[Data tied to figure images]
#####
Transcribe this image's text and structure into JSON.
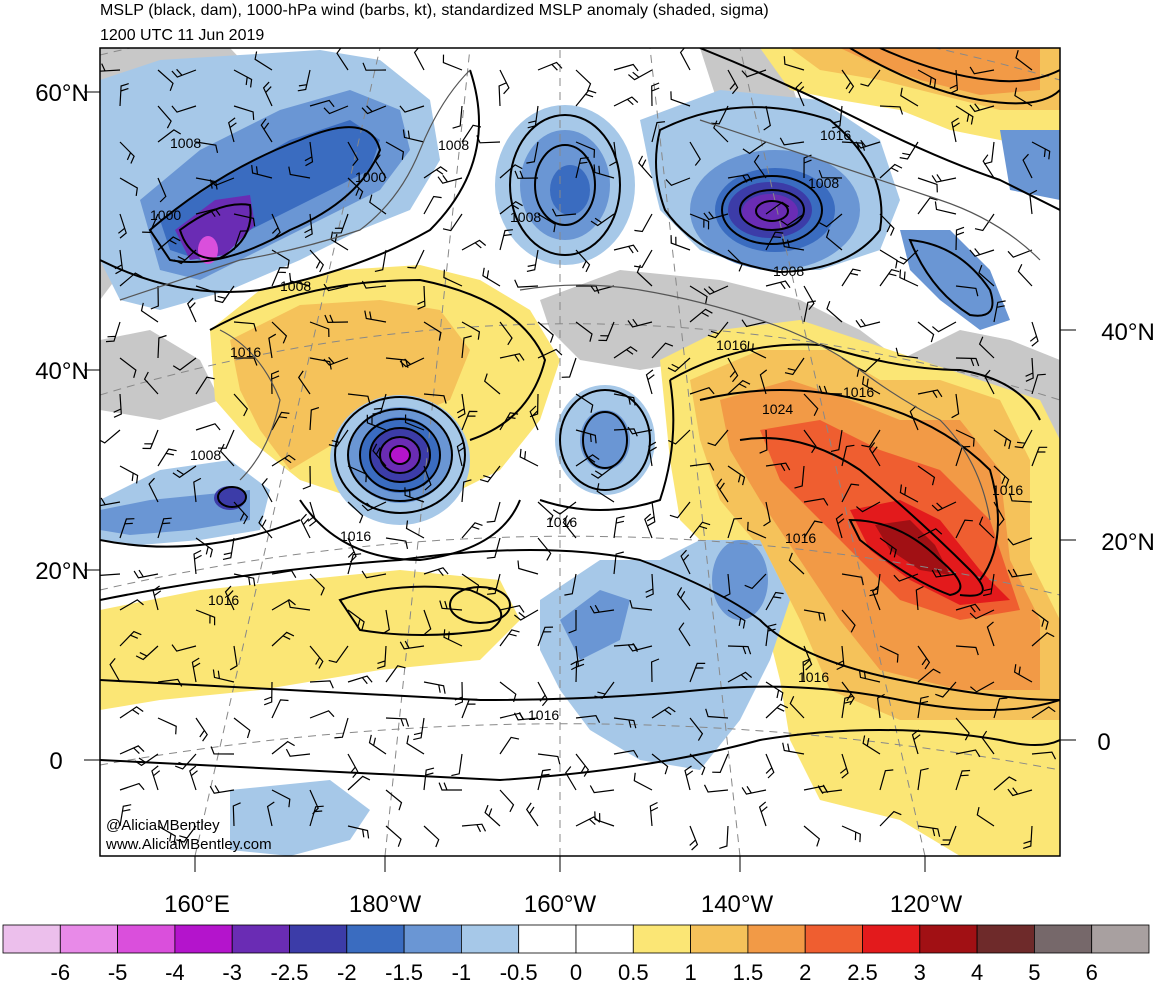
{
  "header": {
    "title": "MSLP (black, dam), 1000-hPa wind (barbs, kt), standardized MSLP anomaly (shaded, sigma)",
    "subtitle": "1200 UTC 11 Jun 2019"
  },
  "map": {
    "left_lat_labels": [
      "60°N",
      "40°N",
      "20°N",
      "0"
    ],
    "right_lat_labels": [
      "40°N",
      "20°N",
      "0"
    ],
    "lon_labels": [
      "160°E",
      "180°W",
      "160°W",
      "140°W",
      "120°W"
    ],
    "contour_labels": [
      "1008",
      "1008",
      "1000",
      "1000",
      "1008",
      "1008",
      "1008",
      "1016",
      "1008",
      "1008",
      "1016",
      "1016",
      "1024",
      "1016",
      "1008",
      "1016",
      "1016",
      "1016",
      "1016",
      "1016",
      "1016",
      "1016"
    ],
    "credits": [
      "@AliciaMBentley",
      "www.AliciaMBentley.com"
    ]
  },
  "colorbar": {
    "labels": [
      "-6",
      "-5",
      "-4",
      "-3",
      "-2.5",
      "-2",
      "-1.5",
      "-1",
      "-0.5",
      "0",
      "0.5",
      "1",
      "1.5",
      "2",
      "2.5",
      "3",
      "4",
      "5",
      "6"
    ],
    "colors": [
      "#ecbfec",
      "#e88ae8",
      "#da4fdc",
      "#b414cc",
      "#6a2cb4",
      "#3c3ca8",
      "#3a6cc0",
      "#6a96d4",
      "#a6c8e8",
      "#ffffff",
      "#ffffff",
      "#fbe675",
      "#f5c25a",
      "#f29a46",
      "#ef5e30",
      "#e31a1c",
      "#a11014",
      "#6e2a2a",
      "#76686a",
      "#a8a0a0"
    ]
  }
}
#####
◆ WRITTEN INSTRUCTION: Restate the whole listing above exactly, please, omitting every image.

◆ FINAL RESULT:
Transcribe this image's text and structure into JSON.
{
  "header": {
    "title": "MSLP (black, dam), 1000-hPa wind (barbs, kt), standardized MSLP anomaly (shaded, sigma)",
    "subtitle": "1200 UTC 11 Jun 2019"
  },
  "map": {
    "left_lat_labels": [
      "60°N",
      "40°N",
      "20°N",
      "0"
    ],
    "right_lat_labels": [
      "40°N",
      "20°N",
      "0"
    ],
    "lon_labels": [
      "160°E",
      "180°W",
      "160°W",
      "140°W",
      "120°W"
    ],
    "contour_labels": [
      "1008",
      "1008",
      "1000",
      "1000",
      "1008",
      "1008",
      "1008",
      "1016",
      "1008",
      "1008",
      "1016",
      "1016",
      "1024",
      "1016",
      "1008",
      "1016",
      "1016",
      "1016",
      "1016",
      "1016",
      "1016",
      "1016"
    ],
    "credits": [
      "@AliciaMBentley",
      "www.AliciaMBentley.com"
    ]
  },
  "colorbar": {
    "labels": [
      "-6",
      "-5",
      "-4",
      "-3",
      "-2.5",
      "-2",
      "-1.5",
      "-1",
      "-0.5",
      "0",
      "0.5",
      "1",
      "1.5",
      "2",
      "2.5",
      "3",
      "4",
      "5",
      "6"
    ],
    "colors": [
      "#ecbfec",
      "#e88ae8",
      "#da4fdc",
      "#b414cc",
      "#6a2cb4",
      "#3c3ca8",
      "#3a6cc0",
      "#6a96d4",
      "#a6c8e8",
      "#ffffff",
      "#ffffff",
      "#fbe675",
      "#f5c25a",
      "#f29a46",
      "#ef5e30",
      "#e31a1c",
      "#a11014",
      "#6e2a2a",
      "#76686a",
      "#a8a0a0"
    ]
  }
}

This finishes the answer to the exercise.